**Request:**
Copy every line that contains the string "відповідь" from the entries below.

-- begin Records for this exercise --

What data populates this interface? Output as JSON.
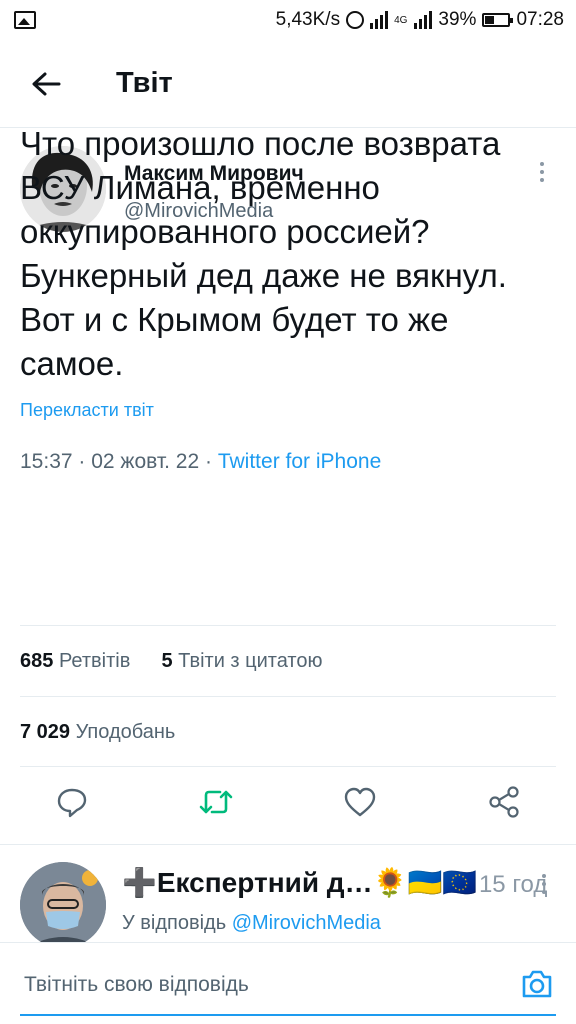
{
  "status_bar": {
    "speed": "5,43K/s",
    "network": "4G",
    "battery": "39%",
    "time": "07:28"
  },
  "header": {
    "title": "Твіт"
  },
  "tweet": {
    "author_name": "Максим Мирович",
    "author_handle": "@MirovichMedia",
    "text": "Что произошло после возврата ВСУ Лимана, временно оккупированного россией? Бункерный дед даже не вякнул. Вот и с Крымом будет то же самое.",
    "translate_label": "Перекласти твіт",
    "time": "15:37",
    "date": "02 жовт. 22",
    "source": "Twitter for iPhone",
    "retweets_count": "685",
    "retweets_label": "Ретвітів",
    "quotes_count": "5",
    "quotes_label": "Твіти з цитатою",
    "likes_count": "7 029",
    "likes_label": "Уподобань"
  },
  "actions": [
    "reply-icon",
    "retweet-icon",
    "like-icon",
    "share-icon"
  ],
  "reply": {
    "author_name": "➕Експертний д…🌻🇺🇦🇪🇺",
    "meta_clipped": "15 год",
    "replying_to_label": "У відповідь",
    "replying_to_handle": "@MirovichMedia"
  },
  "composer": {
    "placeholder": "Твітніть свою відповідь"
  },
  "colors": {
    "accent": "#1d9bf0",
    "retweet_green": "#00ba7c",
    "secondary_text": "#536471"
  }
}
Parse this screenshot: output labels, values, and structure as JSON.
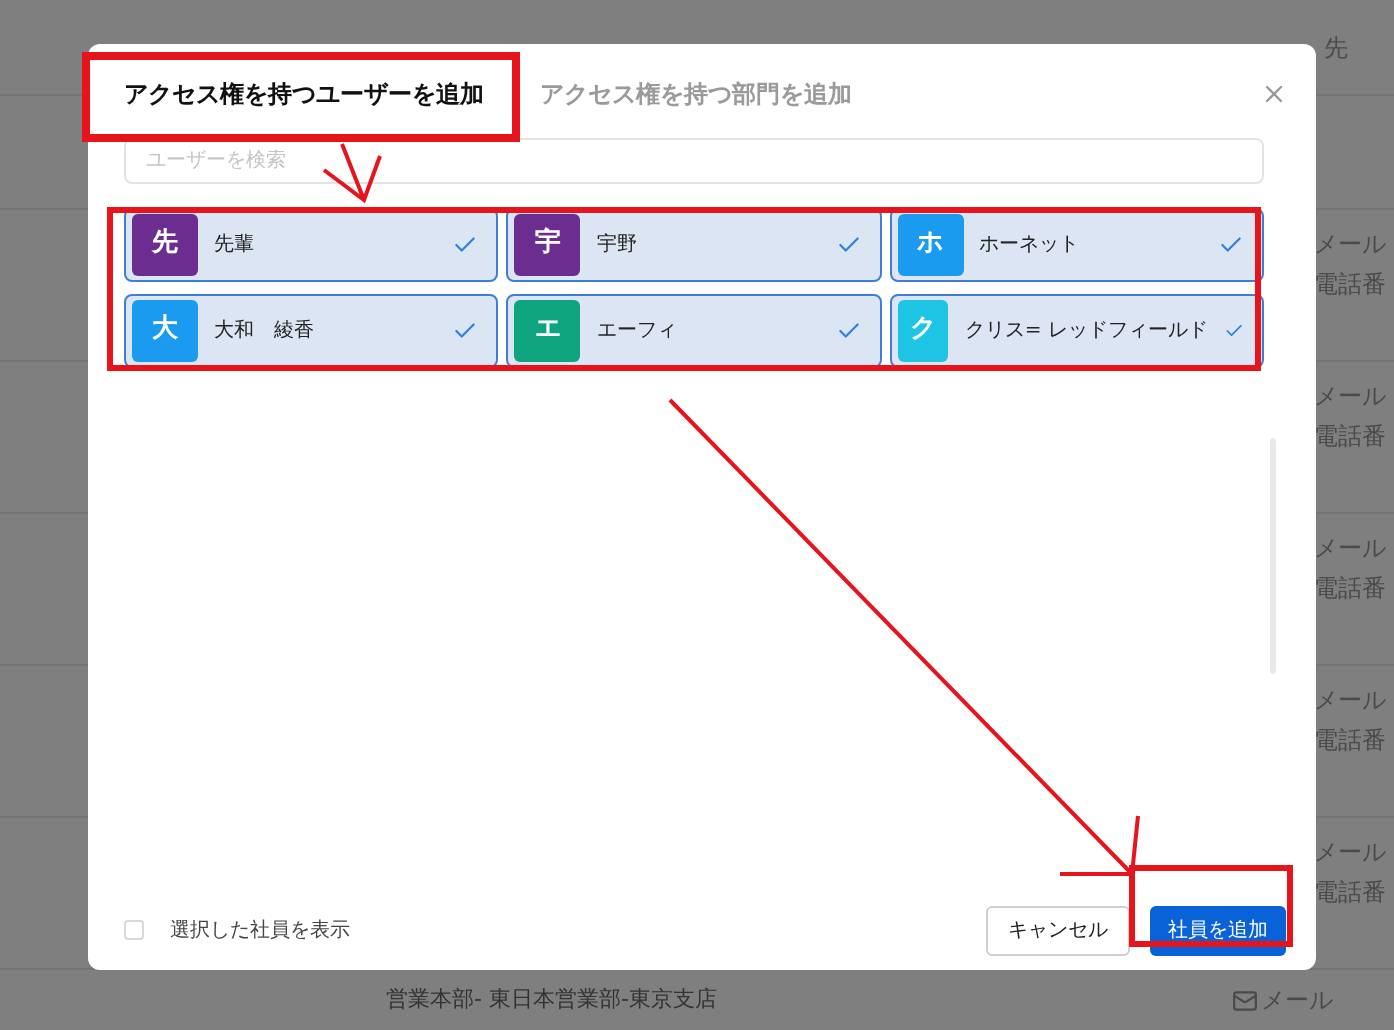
{
  "background": {
    "header_text": "先",
    "rows": [
      {
        "email": "メール",
        "phone": "電話番"
      },
      {
        "email": "メール",
        "phone": "電話番"
      },
      {
        "email": "メール",
        "phone": "電話番"
      },
      {
        "email": "メール",
        "phone": "電話番"
      },
      {
        "email": "メール",
        "phone": "電話番"
      }
    ],
    "last_row": {
      "department": "営業本部- 東日本営業部-東京支店",
      "email": "メール"
    }
  },
  "dialog": {
    "tabs": [
      {
        "label": "アクセス権を持つユーザーを追加",
        "selected": true
      },
      {
        "label": "アクセス権を持つ部門を追加",
        "selected": false
      }
    ],
    "search": {
      "placeholder": "ユーザーを検索"
    },
    "users": [
      {
        "initial": "先",
        "name": "先輩",
        "color": "#6b2d8f",
        "checked": true
      },
      {
        "initial": "宇",
        "name": "宇野",
        "color": "#6b2d8f",
        "checked": true
      },
      {
        "initial": "ホ",
        "name": "ホーネット",
        "color": "#1a9bf0",
        "checked": true
      },
      {
        "initial": "大",
        "name": "大和　綾香",
        "color": "#1a9bf0",
        "checked": true
      },
      {
        "initial": "エ",
        "name": "エーフィ",
        "color": "#0ea47e",
        "checked": true
      },
      {
        "initial": "ク",
        "name": "クリス= レッドフィールド",
        "color": "#1ec4e4",
        "checked": true
      }
    ],
    "show_selected": {
      "label": "選択した社員を表示",
      "checked": false
    },
    "buttons": [
      {
        "label": "キャンセル",
        "kind": "secondary"
      },
      {
        "label": "社員を追加",
        "kind": "primary"
      }
    ]
  }
}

-- end Records for this exercise --

**Exercise result:**
    "replying_to_label": "У відповідь",
    "placeholder": "Твітніть свою відповідь"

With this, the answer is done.